## DIRECTIVE
Where the data below has the string "Basic", return the whole line.
___ RECORD EXCERPTS
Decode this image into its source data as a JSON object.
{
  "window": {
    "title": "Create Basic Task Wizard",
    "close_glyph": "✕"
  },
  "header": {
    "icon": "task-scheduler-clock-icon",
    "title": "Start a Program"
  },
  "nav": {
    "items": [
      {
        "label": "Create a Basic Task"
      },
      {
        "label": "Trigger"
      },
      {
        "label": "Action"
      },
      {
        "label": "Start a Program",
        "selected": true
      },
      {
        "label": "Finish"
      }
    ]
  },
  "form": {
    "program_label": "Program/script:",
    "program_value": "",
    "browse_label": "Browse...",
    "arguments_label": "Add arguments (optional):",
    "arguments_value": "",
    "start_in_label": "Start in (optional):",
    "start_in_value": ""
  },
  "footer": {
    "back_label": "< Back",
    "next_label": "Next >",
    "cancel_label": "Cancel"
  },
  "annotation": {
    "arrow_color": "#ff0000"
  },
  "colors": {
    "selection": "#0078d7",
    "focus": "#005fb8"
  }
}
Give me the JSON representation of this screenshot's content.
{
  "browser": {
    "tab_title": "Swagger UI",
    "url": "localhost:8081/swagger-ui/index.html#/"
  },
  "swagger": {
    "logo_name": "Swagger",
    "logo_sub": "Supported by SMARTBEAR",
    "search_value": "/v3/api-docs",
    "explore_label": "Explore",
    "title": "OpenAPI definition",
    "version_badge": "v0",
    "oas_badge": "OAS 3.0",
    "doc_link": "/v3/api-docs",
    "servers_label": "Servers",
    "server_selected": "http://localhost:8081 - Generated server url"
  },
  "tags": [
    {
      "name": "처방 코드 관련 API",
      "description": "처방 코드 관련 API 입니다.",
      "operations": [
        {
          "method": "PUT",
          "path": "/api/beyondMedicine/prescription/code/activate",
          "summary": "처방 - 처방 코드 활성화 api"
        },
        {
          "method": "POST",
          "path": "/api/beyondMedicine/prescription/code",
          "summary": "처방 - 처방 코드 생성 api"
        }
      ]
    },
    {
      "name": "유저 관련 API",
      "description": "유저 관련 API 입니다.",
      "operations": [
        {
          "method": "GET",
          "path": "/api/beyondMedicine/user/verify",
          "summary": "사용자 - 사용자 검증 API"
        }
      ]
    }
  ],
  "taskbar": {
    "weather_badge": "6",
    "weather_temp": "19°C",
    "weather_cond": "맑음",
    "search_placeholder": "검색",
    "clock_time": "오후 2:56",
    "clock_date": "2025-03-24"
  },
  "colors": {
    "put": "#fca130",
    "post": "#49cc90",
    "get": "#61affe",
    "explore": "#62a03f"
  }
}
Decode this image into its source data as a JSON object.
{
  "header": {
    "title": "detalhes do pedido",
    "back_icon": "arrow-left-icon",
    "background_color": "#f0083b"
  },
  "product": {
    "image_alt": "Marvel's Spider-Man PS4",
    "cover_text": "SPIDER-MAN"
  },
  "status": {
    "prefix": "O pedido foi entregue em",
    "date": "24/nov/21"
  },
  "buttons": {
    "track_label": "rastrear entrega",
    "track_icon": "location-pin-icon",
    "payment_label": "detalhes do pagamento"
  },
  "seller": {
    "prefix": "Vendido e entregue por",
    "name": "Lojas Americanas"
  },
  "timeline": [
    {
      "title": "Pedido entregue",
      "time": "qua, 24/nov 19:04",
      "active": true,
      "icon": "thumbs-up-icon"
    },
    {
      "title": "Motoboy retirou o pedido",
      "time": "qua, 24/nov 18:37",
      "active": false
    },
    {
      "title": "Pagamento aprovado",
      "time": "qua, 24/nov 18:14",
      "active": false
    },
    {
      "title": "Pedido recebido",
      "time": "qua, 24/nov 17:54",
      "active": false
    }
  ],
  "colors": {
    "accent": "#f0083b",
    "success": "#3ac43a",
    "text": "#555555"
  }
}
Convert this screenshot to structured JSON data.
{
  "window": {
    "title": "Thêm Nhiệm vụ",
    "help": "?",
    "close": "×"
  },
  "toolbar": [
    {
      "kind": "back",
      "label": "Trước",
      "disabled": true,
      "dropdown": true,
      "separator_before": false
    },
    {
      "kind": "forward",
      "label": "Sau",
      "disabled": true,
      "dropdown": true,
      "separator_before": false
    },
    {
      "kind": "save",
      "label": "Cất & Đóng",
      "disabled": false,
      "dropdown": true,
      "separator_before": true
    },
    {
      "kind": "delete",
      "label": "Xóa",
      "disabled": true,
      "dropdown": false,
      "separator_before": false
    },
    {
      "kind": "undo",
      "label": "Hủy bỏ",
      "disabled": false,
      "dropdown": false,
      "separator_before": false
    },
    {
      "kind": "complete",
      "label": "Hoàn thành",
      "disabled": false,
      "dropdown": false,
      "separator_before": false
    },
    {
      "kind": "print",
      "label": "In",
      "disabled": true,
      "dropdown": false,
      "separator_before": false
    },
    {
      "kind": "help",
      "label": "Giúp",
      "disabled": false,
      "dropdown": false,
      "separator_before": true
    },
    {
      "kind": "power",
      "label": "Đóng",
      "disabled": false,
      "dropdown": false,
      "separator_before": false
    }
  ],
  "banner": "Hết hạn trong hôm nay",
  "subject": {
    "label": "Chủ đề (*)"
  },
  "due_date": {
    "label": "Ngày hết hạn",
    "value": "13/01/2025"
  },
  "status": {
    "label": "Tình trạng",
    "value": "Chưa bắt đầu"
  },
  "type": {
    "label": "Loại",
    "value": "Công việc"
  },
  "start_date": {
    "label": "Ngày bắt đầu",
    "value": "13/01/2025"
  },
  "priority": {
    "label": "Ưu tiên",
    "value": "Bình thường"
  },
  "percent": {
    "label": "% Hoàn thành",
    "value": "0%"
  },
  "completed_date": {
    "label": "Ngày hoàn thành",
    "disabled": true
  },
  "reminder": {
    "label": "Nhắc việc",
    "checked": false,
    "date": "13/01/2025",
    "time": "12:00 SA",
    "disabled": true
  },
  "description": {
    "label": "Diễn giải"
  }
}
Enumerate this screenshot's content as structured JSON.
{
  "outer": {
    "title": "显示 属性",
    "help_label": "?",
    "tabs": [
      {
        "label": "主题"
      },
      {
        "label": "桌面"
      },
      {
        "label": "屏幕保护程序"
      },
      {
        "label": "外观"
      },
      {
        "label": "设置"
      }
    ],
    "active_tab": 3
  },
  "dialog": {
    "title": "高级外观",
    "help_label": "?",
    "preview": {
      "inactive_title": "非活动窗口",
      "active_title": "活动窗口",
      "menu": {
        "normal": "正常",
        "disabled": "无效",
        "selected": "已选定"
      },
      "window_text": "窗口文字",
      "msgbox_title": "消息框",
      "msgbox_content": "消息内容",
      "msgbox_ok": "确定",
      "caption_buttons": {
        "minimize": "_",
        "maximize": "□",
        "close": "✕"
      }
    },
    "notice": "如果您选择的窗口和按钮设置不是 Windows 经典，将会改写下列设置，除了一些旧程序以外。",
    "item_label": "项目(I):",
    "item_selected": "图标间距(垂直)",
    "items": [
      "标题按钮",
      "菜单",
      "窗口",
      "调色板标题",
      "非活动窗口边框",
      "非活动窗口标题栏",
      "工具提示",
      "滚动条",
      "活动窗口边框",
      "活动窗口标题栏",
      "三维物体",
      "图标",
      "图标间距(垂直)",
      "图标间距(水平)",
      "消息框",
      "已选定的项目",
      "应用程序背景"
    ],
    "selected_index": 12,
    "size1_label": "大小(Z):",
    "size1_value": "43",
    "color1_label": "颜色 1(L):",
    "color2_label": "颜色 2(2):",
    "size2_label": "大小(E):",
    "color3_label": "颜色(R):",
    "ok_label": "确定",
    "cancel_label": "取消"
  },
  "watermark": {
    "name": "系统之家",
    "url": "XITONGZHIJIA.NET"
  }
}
______
## WRITTEN RESPONSE
    "title": "Create Basic Task Wizard",
        "label": "Create a Basic Task"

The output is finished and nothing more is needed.